Everything in the listing except the pictures should be written out exactly.
________________________________________
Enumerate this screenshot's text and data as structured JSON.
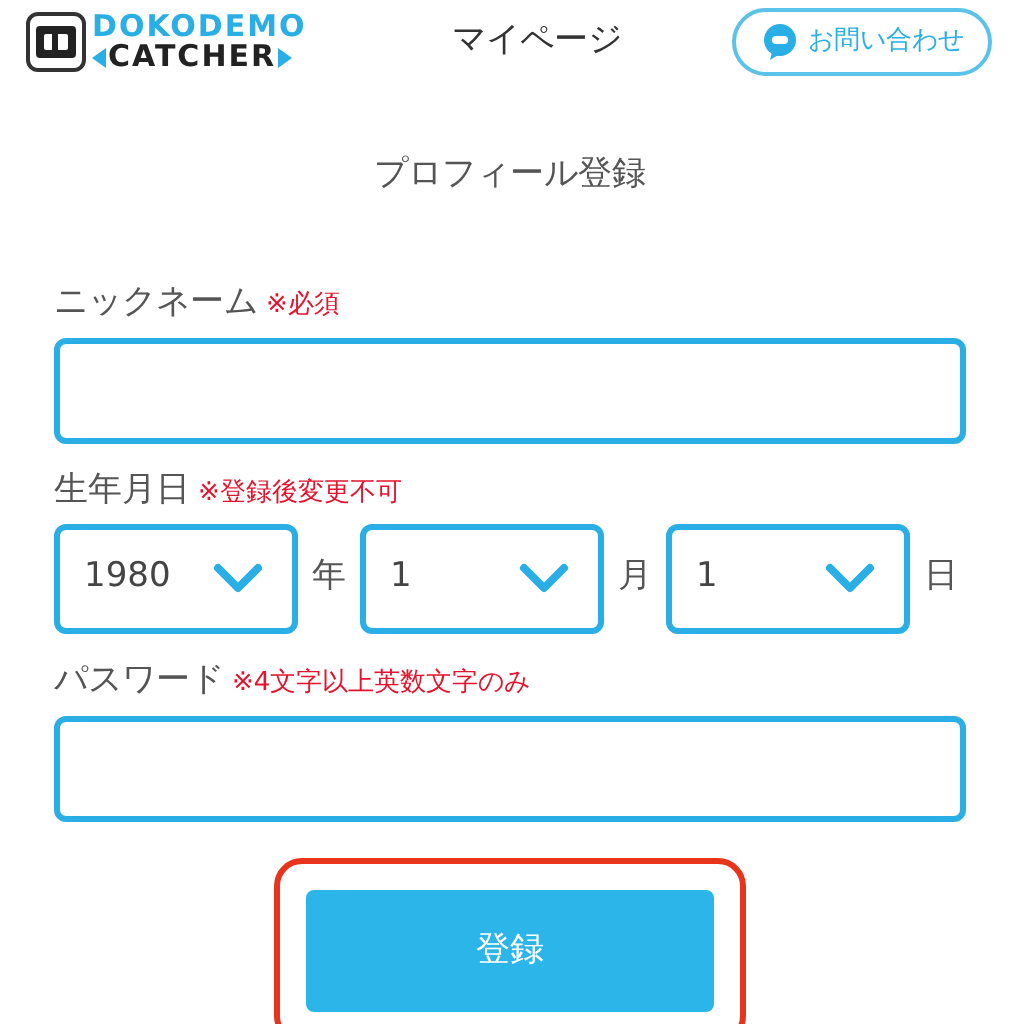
{
  "header": {
    "logo": {
      "line1": "DOKODEMO",
      "line2": "CATCHER"
    },
    "title": "マイページ",
    "contact_button": "お問い合わせ"
  },
  "page_title": "プロフィール登録",
  "fields": [
    {
      "kind": "text",
      "label": "ニックネーム",
      "note": "※必須"
    },
    {
      "kind": "date",
      "label": "生年月日",
      "note": "※登録後変更不可",
      "selects": [
        {
          "value": "1980",
          "unit": "年"
        },
        {
          "value": "1",
          "unit": "月"
        },
        {
          "value": "1",
          "unit": "日"
        }
      ]
    },
    {
      "kind": "password",
      "label": "パスワード",
      "note": "※4文字以上英数文字のみ"
    }
  ],
  "submit": {
    "label": "登録",
    "highlighted": true
  }
}
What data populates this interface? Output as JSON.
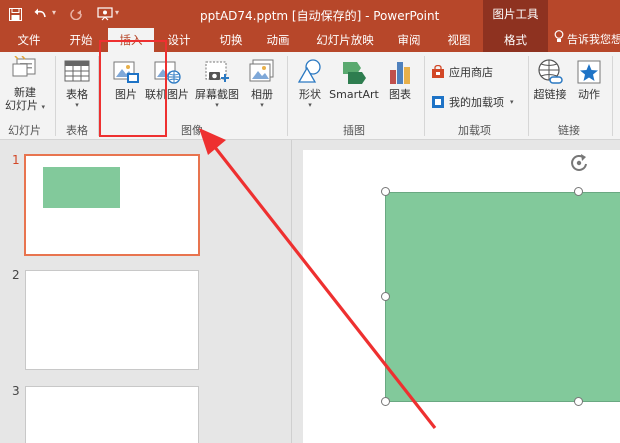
{
  "titlebar": {
    "doc_title": "pptAD74.pptm [自动保存的] - PowerPoint",
    "contextual_title": "图片工具"
  },
  "tabs": [
    {
      "label": "文件"
    },
    {
      "label": "开始"
    },
    {
      "label": "插入"
    },
    {
      "label": "设计"
    },
    {
      "label": "切换"
    },
    {
      "label": "动画"
    },
    {
      "label": "幻灯片放映"
    },
    {
      "label": "审阅"
    },
    {
      "label": "视图"
    },
    {
      "label": "格式"
    }
  ],
  "tell_me": "告诉我您想",
  "ribbon": {
    "new_slide": {
      "line1": "新建",
      "line2": "幻灯片"
    },
    "table": "表格",
    "picture": "图片",
    "online_picture": "联机图片",
    "screenshot": "屏幕截图",
    "album": "相册",
    "shapes": "形状",
    "smartart": "SmartArt",
    "chart": "图表",
    "app_store": "应用商店",
    "my_addins": "我的加载项",
    "hyperlink": "超链接",
    "action": "动作",
    "groups": {
      "slides": "幻灯片",
      "tables": "表格",
      "images": "图像",
      "illustrations": "插图",
      "addins": "加载项",
      "links": "链接"
    }
  },
  "slides": [
    {
      "number": "1"
    },
    {
      "number": "2"
    },
    {
      "number": "3"
    }
  ],
  "colors": {
    "accent": "#b7472a",
    "shape_fill": "#82c99b",
    "annotation": "#ee3030"
  }
}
________________________________________
RESPONSE —
Enumerate this screenshot's text and data as structured JSON.
{
  "header": {
    "logo": {
      "line1": "DOKODEMO",
      "line2": "CATCHER"
    },
    "title": "マイページ",
    "contact_button": "お問い合わせ"
  },
  "page_title": "プロフィール登録",
  "fields": [
    {
      "kind": "text",
      "label": "ニックネーム",
      "note": "※必須"
    },
    {
      "kind": "date",
      "label": "生年月日",
      "note": "※登録後変更不可",
      "selects": [
        {
          "value": "1980",
          "unit": "年"
        },
        {
          "value": "1",
          "unit": "月"
        },
        {
          "value": "1",
          "unit": "日"
        }
      ]
    },
    {
      "kind": "password",
      "label": "パスワード",
      "note": "※4文字以上英数文字のみ"
    }
  ],
  "submit": {
    "label": "登録",
    "highlighted": true
  }
}
What data populates this interface? Output as JSON.
{
  "titlebar": {
    "doc_title": "pptAD74.pptm [自动保存的] - PowerPoint",
    "contextual_title": "图片工具"
  },
  "tabs": [
    {
      "label": "文件"
    },
    {
      "label": "开始"
    },
    {
      "label": "插入"
    },
    {
      "label": "设计"
    },
    {
      "label": "切换"
    },
    {
      "label": "动画"
    },
    {
      "label": "幻灯片放映"
    },
    {
      "label": "审阅"
    },
    {
      "label": "视图"
    },
    {
      "label": "格式"
    }
  ],
  "tell_me": "告诉我您想",
  "ribbon": {
    "new_slide": {
      "line1": "新建",
      "line2": "幻灯片"
    },
    "table": "表格",
    "picture": "图片",
    "online_picture": "联机图片",
    "screenshot": "屏幕截图",
    "album": "相册",
    "shapes": "形状",
    "smartart": "SmartArt",
    "chart": "图表",
    "app_store": "应用商店",
    "my_addins": "我的加载项",
    "hyperlink": "超链接",
    "action": "动作",
    "groups": {
      "slides": "幻灯片",
      "tables": "表格",
      "images": "图像",
      "illustrations": "插图",
      "addins": "加载项",
      "links": "链接"
    }
  },
  "slides": [
    {
      "number": "1"
    },
    {
      "number": "2"
    },
    {
      "number": "3"
    }
  ],
  "colors": {
    "accent": "#b7472a",
    "shape_fill": "#82c99b",
    "annotation": "#ee3030"
  }
}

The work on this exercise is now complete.